» Set exercise: Emit the data below verbatim, stripping out any pictures.

# # # # #

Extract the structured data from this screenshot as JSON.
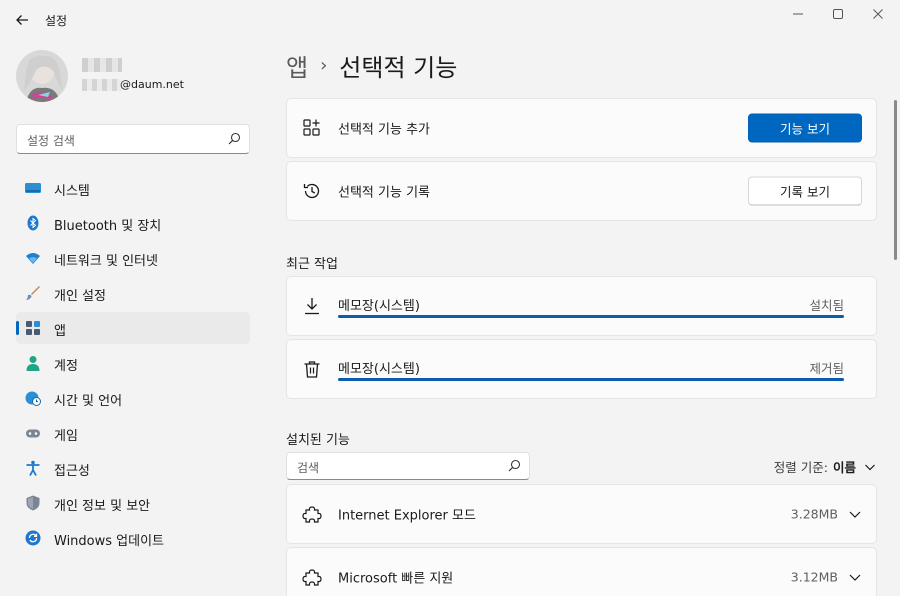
{
  "window": {
    "title": "설정"
  },
  "profile": {
    "email_suffix": "@daum.net"
  },
  "sidebar": {
    "search_placeholder": "설정 검색",
    "items": [
      {
        "label": "시스템",
        "icon": "system-icon"
      },
      {
        "label": "Bluetooth 및 장치",
        "icon": "bluetooth-icon"
      },
      {
        "label": "네트워크 및 인터넷",
        "icon": "wifi-icon"
      },
      {
        "label": "개인 설정",
        "icon": "brush-icon"
      },
      {
        "label": "앱",
        "icon": "apps-icon",
        "active": true
      },
      {
        "label": "계정",
        "icon": "account-icon"
      },
      {
        "label": "시간 및 언어",
        "icon": "globe-clock-icon"
      },
      {
        "label": "게임",
        "icon": "gamepad-icon"
      },
      {
        "label": "접근성",
        "icon": "accessibility-icon"
      },
      {
        "label": "개인 정보 및 보안",
        "icon": "shield-icon"
      },
      {
        "label": "Windows 업데이트",
        "icon": "update-icon"
      }
    ]
  },
  "breadcrumb": {
    "parent": "앱",
    "separator": "›",
    "current": "선택적 기능"
  },
  "cards": {
    "add": {
      "label": "선택적 기능 추가",
      "button": "기능 보기"
    },
    "history": {
      "label": "선택적 기능 기록",
      "button": "기록 보기"
    }
  },
  "recent": {
    "title": "최근 작업",
    "tasks": [
      {
        "name": "메모장(시스템)",
        "status": "설치됨",
        "progress": 1.0,
        "icon": "download-icon"
      },
      {
        "name": "메모장(시스템)",
        "status": "제거됨",
        "progress": 1.0,
        "icon": "trash-icon"
      }
    ]
  },
  "installed": {
    "title": "설치된 기능",
    "search_placeholder": "검색",
    "sort_label": "정렬 기준:",
    "sort_value": "이름",
    "features": [
      {
        "name": "Internet Explorer 모드",
        "size": "3.28MB"
      },
      {
        "name": "Microsoft 빠른 지원",
        "size": "3.12MB"
      }
    ]
  },
  "colors": {
    "accent": "#0067c0",
    "progress": "#0b5cad",
    "background": "#f3f3f3",
    "card": "#fbfbfb"
  }
}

# # # # #

» Solution for this problem:
Extract the structured data from this screenshot as JSON.
{
  "window": {
    "title": "설정"
  },
  "profile": {
    "email_suffix": "@daum.net"
  },
  "sidebar": {
    "search_placeholder": "설정 검색",
    "items": [
      {
        "label": "시스템",
        "icon": "system-icon"
      },
      {
        "label": "Bluetooth 및 장치",
        "icon": "bluetooth-icon"
      },
      {
        "label": "네트워크 및 인터넷",
        "icon": "wifi-icon"
      },
      {
        "label": "개인 설정",
        "icon": "brush-icon"
      },
      {
        "label": "앱",
        "icon": "apps-icon",
        "active": true
      },
      {
        "label": "계정",
        "icon": "account-icon"
      },
      {
        "label": "시간 및 언어",
        "icon": "globe-clock-icon"
      },
      {
        "label": "게임",
        "icon": "gamepad-icon"
      },
      {
        "label": "접근성",
        "icon": "accessibility-icon"
      },
      {
        "label": "개인 정보 및 보안",
        "icon": "shield-icon"
      },
      {
        "label": "Windows 업데이트",
        "icon": "update-icon"
      }
    ]
  },
  "breadcrumb": {
    "parent": "앱",
    "separator": "›",
    "current": "선택적 기능"
  },
  "cards": {
    "add": {
      "label": "선택적 기능 추가",
      "button": "기능 보기"
    },
    "history": {
      "label": "선택적 기능 기록",
      "button": "기록 보기"
    }
  },
  "recent": {
    "title": "최근 작업",
    "tasks": [
      {
        "name": "메모장(시스템)",
        "status": "설치됨",
        "progress": 1.0,
        "icon": "download-icon"
      },
      {
        "name": "메모장(시스템)",
        "status": "제거됨",
        "progress": 1.0,
        "icon": "trash-icon"
      }
    ]
  },
  "installed": {
    "title": "설치된 기능",
    "search_placeholder": "검색",
    "sort_label": "정렬 기준:",
    "sort_value": "이름",
    "features": [
      {
        "name": "Internet Explorer 모드",
        "size": "3.28MB"
      },
      {
        "name": "Microsoft 빠른 지원",
        "size": "3.12MB"
      }
    ]
  },
  "colors": {
    "accent": "#0067c0",
    "progress": "#0b5cad",
    "background": "#f3f3f3",
    "card": "#fbfbfb"
  }
}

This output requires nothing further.